## Exercise set
A - In the trade-policy commentary, answer these:
(i) Since what year has the WTO dispute settlement system been paralyzed?
(ii) Which article of the Marrakesh Agreement could be invoked to force a vote on Appellate Body appointments?
(iii) On what date did China formally apply to join the CPTPP?
B - Could you carry the trade-policy commentary forward from its final sentence?

2. WTO dispute settlement reform: A potential breakthrough
The World Trade Organization’s dispute settlement system has been paralyzed since 2019 due to the US blocking appointments to its Appellate Body (AB). Despite pledges at the WTO’s 12th Ministerial Conference in 2023 to restore a "fully and well-functioning" system by 2024, progress on restoring the system remains elusive, with ambiguity surrounding the AB’s fate.
In September 2023, US Ambassador to the WTO Maria Pagan, in answering my question at an event in the Swiss Alps on WTO reform, made it clear that the US remains opposed to reinstating the AB. With Trump back in office and still openly antagonistic toward the AB, the prospects for its revival remain slim.
This might prompt WTO members to pursue bolder solutions, such as invoking Article IX.1 of the Marrakesh Agreement to force a vote on AB appointments, a solution I have been advocating for the past five years. Concerns about a formal US withdrawal from the WTO, a longstanding deterrent to such a vote, carry less weight as the US does not appear intent on such a course and would likely have done so in Trump’s first term had Washington wanted this. In light of Trump’s unilateral trade measures, including high tariffs threatened against almost everyone, it is clear that the US intends to continue a pattern of trade policy already ruled a violation of WTO rules. This means that the US already sees itself as being outside of the WTO in all but name, which might propel other WTO members to act decisively to resolve the longstanding AB crisis.
3. CPTPP: Navigating China’s accession amid US absence
As the largest free trade agreement in the world, the Comprehensive and Progressive Agreement for Trans-Pacific Partnership (CPTPP) set a "gold standard" for trade deals from its inception, ironically nurtured and established by the US itself before Trump pulled the US out of its membership. On 16 September 2021, China formally applied to join the CPTPP.
Despite much fanfare, its accession negotiation has not made much progress in the past three years. Of course, this does not mean that China is not ready. To the contrary, as I noted three years ago, China has been studying the rules of the CPTPP and its predecessor the Trans-Pacific Partnership (TPP) very carefully since 2013. It was only when China decided that it was ready that it submitted the application to CPTPP.
Yet, the fact that China is able to meet the standards should not be confused with China’s willingness to implement such standards upon accession. Probably in recognition of this, the CPTPP Members announced the “Auckland Principles” in 2023, which is composed of three principles that govern the accession of new members, namely:
• "The aspirant economy must be willing and able to meet the CPTPP’s high standards;
• The aspirant economy must have a demonstrated history of compliance with their existing trade commitments; and
• There is a consensus among the CPTPP parties that negotiations with the aspirant can begin."
Apparently, China would have problem meeting any of the three principles, as demonstrated from its track record, especially at the WTO.
As I discussed in my 2022 book "Between Market Economy and State Capitalism: China's State-Owned Enterprises and the World Trading System", while China is able to move toward market economy standards in its WTO accession package, it reversed market reforms in recent years and moved back closer toward state capitalism. Thus, many CPTPP members have doubts as to whether China would comply with its commitments, which makes it hard to form the necessary consensus to kickstart the negotiation process with Beijing.

## Dataset
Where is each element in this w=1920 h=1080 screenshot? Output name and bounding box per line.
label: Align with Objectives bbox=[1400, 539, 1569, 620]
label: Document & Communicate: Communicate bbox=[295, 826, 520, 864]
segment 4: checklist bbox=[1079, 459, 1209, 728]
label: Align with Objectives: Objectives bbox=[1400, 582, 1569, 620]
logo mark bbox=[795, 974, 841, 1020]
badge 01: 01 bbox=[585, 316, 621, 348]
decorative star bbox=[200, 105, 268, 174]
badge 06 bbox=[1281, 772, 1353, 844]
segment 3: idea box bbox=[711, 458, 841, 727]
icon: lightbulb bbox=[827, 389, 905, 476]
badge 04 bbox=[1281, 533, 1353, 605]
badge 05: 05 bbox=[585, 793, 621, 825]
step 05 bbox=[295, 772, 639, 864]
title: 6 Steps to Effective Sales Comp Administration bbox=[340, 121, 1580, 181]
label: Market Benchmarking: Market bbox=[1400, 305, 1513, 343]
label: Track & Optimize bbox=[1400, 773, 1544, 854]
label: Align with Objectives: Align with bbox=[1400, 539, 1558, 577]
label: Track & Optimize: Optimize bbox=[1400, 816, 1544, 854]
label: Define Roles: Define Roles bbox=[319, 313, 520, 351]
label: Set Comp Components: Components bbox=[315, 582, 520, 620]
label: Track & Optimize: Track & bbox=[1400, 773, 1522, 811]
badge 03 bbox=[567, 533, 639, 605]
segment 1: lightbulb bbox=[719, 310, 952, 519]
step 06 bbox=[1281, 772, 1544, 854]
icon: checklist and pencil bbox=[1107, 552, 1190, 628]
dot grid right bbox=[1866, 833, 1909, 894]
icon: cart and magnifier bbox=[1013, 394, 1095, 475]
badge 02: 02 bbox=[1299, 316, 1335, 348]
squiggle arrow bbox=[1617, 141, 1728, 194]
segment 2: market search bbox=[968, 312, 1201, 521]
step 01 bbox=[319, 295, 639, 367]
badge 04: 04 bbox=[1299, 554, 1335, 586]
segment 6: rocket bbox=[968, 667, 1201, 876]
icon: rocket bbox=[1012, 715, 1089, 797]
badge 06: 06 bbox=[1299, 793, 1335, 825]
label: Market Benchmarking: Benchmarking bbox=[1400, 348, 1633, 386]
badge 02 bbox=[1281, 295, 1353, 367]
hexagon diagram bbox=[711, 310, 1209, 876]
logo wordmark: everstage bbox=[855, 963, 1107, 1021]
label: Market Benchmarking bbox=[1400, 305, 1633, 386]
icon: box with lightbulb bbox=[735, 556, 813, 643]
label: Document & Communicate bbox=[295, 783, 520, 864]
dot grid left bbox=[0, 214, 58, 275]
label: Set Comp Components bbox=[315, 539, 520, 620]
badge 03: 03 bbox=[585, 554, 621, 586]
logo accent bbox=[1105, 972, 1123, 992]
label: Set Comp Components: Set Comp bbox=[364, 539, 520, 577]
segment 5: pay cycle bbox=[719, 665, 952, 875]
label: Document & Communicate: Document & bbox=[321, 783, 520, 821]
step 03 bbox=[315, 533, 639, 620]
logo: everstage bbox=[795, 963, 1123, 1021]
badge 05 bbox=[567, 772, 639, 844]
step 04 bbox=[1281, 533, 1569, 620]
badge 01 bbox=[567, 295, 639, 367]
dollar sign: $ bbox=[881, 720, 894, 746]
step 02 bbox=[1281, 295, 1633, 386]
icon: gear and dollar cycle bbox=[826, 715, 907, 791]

## Expected results
A -
(i) 2019
(ii) Article IX.1
(iii) 16 September 2021

B -
Meanwhile, a US return to the CPTPP remains highly unlikely under any US administration. Ironically, over time, this could ease China’s path to membership, as CPTPP members may abandon hopes of US re-entry and instead focus on integrating China.
As I have mentioned numerous times over the past three years, China’s accession does not depend on China nor any of the current CPTPP Members. Instead, it depends on the US. If the US were to announce its intention to return to the CPTPP, then China is essentially shut out. During the past four years, some have been waiting for the Biden administration to announce the US return, which did not happen as it cuts against the bipartisan and bicameral political grain on US trade policy. However, people were hoping that, if Joe Biden got re-elected, he will be able to ignore the political costs to return to the CPTPP in his second term. In view of this, fatigue over the prolonged "waiting for Godot" strategy of anticipating US involvement may give way to pragmatic decision-making at CPTPP, which could accelerate China’s accession process.
4. The rise of WTO plurilaterals: Breaking the deadlock
For over two decades, the WTO has struggled to conclude new agreements due to its consensus-based decision-making model. To sidestep this paralysis, members turned to plurilateral agreements through Joint Statement Initiatives (JSIs) to address issues like services regulation, investment facilitation, and e-commerce.
Despite these plurilateral agreements, resistance to any progress on such deals from certain members, notably India and South Africa, has hindered the integration of JSI outcomes into the broader WTO legal framework. Looking ahead, there is growing recognition among WTO members that accommodating obstructive behavior only hampers the WTO’s own interests. A shift toward implementing plurilateral agreements without unanimous consent could enable the WTO to adapt and remain relevant in a rapidly changing trade landscape.
Conclusion: A year of challenges and opportunities ahead
As 2025 unfolds, the global trade system faces significant disruptions from the intensification of the US-China trade war to ongoing reform debates within the WTO and regional trade agreements like the CPTPP. While challenges abound, these developments also present opportunities for innovation, collaboration, and the modernization of trade governance.
Trade policy in 2025 will not only shape the immediate economic landscape but also redefine the fundamental rules of international commerce for years to come.